--- Start ---

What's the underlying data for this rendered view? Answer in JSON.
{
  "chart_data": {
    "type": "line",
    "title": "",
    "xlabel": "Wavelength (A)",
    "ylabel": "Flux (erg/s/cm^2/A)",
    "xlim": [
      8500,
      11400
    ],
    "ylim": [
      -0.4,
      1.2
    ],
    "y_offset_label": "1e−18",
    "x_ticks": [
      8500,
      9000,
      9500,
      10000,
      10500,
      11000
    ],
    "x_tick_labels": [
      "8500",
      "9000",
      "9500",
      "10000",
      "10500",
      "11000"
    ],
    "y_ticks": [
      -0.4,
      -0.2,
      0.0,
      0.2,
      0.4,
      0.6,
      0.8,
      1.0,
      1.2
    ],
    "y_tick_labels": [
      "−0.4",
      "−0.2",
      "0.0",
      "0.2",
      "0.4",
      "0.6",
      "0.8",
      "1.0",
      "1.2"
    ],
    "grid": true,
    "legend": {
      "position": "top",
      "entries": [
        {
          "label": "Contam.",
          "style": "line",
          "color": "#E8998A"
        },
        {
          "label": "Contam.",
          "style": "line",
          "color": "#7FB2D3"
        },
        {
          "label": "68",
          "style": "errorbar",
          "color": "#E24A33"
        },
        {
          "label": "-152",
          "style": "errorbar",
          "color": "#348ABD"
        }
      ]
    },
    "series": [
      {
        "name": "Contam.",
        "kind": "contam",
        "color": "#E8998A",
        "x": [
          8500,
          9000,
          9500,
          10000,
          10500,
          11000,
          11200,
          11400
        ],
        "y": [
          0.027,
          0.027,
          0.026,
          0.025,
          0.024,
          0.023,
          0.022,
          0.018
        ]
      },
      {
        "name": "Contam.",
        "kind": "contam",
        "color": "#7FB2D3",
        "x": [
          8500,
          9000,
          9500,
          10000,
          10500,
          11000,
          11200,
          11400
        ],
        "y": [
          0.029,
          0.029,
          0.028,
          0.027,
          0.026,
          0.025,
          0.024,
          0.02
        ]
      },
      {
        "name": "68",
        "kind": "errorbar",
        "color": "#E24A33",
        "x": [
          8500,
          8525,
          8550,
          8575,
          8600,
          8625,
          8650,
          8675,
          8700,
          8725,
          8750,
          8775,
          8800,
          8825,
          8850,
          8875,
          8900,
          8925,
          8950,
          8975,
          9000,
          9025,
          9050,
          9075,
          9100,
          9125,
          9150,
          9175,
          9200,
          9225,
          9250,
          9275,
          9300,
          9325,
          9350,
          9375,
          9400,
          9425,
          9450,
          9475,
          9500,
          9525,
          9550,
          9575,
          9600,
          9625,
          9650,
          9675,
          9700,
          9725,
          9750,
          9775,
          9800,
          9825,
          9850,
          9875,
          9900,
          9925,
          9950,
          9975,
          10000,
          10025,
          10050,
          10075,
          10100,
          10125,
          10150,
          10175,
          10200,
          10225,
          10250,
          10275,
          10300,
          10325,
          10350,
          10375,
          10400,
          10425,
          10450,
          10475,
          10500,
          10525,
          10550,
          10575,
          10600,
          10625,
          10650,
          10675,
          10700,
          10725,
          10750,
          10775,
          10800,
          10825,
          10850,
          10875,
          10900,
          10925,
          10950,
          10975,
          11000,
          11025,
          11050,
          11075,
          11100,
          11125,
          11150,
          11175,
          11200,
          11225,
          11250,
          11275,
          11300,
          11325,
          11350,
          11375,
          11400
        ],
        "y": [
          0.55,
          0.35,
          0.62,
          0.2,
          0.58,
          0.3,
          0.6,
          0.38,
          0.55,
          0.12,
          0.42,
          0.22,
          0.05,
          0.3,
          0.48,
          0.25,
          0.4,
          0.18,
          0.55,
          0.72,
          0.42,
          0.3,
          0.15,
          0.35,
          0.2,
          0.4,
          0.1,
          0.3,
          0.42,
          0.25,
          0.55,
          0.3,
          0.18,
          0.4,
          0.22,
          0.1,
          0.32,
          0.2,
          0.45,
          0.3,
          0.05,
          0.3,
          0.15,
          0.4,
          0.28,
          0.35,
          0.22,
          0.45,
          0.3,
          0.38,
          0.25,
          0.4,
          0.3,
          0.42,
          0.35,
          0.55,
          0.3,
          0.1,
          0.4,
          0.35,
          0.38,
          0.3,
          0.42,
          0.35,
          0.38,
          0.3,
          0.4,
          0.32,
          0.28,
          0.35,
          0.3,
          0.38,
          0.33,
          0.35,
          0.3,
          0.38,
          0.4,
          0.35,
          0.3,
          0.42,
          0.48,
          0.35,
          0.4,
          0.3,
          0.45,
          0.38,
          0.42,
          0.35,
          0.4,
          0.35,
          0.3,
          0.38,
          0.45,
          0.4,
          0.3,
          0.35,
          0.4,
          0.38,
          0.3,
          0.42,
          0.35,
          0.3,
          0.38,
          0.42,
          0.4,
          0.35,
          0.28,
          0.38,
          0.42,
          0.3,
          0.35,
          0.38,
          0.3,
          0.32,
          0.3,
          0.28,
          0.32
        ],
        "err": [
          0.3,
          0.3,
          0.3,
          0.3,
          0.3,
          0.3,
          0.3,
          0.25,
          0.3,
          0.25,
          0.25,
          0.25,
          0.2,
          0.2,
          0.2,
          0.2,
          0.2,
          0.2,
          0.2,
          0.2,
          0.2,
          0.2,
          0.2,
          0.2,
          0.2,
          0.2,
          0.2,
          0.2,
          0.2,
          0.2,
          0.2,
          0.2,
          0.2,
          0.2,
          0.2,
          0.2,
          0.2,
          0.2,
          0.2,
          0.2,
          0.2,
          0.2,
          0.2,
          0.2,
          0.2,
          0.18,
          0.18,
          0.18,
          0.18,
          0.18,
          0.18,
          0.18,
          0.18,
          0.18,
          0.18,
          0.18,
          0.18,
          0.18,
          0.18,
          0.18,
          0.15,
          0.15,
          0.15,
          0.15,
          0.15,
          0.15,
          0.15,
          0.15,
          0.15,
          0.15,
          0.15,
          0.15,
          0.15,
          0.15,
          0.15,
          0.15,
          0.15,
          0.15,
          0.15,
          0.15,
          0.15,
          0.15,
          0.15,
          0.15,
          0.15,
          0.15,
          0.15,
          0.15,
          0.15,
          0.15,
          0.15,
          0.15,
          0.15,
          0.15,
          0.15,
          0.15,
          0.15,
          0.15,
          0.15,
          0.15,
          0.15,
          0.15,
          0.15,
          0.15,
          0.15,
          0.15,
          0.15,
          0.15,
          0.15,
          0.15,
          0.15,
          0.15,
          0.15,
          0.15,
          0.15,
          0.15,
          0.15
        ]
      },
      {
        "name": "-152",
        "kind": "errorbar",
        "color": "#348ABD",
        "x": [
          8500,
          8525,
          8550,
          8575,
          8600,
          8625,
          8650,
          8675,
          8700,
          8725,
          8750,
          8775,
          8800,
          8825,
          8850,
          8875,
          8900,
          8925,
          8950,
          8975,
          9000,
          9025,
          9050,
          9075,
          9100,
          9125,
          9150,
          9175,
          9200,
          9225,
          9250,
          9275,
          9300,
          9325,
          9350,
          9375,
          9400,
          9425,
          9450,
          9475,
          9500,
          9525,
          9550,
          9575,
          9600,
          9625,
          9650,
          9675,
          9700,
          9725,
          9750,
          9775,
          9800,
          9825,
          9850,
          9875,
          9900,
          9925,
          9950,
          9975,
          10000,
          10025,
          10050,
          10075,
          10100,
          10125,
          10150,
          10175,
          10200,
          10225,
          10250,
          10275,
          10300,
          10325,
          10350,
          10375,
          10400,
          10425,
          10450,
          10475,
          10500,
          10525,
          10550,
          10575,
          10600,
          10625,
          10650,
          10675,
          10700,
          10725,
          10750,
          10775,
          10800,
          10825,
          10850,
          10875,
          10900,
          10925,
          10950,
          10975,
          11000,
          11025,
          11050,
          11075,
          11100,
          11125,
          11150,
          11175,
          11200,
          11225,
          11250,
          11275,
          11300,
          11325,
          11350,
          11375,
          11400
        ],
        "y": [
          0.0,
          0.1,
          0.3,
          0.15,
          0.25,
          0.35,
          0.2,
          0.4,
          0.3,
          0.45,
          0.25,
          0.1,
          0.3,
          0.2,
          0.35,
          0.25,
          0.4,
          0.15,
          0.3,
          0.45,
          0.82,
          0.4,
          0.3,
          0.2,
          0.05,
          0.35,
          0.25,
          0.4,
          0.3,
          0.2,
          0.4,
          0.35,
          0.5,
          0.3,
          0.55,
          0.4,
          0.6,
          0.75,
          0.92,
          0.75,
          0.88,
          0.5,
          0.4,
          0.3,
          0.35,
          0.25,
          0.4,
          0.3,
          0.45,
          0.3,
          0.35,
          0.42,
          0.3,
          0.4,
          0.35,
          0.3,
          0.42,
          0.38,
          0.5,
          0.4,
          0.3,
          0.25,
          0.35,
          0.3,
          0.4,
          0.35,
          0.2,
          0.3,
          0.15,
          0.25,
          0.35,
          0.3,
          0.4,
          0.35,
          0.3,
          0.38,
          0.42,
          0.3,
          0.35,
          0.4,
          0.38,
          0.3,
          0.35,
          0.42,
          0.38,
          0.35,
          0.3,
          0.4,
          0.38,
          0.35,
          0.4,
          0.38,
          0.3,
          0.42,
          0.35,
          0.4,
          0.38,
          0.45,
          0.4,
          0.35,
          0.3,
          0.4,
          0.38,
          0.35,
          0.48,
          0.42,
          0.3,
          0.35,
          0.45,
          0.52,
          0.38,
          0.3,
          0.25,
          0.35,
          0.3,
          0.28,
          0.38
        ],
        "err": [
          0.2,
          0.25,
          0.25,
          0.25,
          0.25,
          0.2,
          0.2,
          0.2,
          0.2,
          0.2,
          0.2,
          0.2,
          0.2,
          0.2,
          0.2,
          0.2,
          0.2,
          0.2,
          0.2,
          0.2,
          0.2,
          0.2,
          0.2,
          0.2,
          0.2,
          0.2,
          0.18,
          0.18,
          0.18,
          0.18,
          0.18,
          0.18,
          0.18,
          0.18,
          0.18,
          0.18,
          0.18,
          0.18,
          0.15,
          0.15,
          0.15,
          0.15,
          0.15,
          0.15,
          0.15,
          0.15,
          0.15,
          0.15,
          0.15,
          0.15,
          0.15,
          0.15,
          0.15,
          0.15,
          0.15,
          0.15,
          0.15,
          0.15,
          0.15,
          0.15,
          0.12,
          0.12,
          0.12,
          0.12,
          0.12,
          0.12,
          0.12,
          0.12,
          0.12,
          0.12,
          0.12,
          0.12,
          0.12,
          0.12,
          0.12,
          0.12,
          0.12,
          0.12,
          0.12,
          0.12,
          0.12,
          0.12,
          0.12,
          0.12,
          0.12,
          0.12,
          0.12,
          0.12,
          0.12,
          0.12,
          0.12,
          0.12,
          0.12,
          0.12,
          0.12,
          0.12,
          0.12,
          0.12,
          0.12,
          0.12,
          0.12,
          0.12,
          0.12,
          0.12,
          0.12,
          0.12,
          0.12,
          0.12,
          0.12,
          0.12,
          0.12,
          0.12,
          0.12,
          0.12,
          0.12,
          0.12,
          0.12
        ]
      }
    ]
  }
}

--- End ---

Collect the lines of the records that include the string "name".

        "name": "Contam.",
        "name": "Contam.",
        "name": "68",
        "name": "-152",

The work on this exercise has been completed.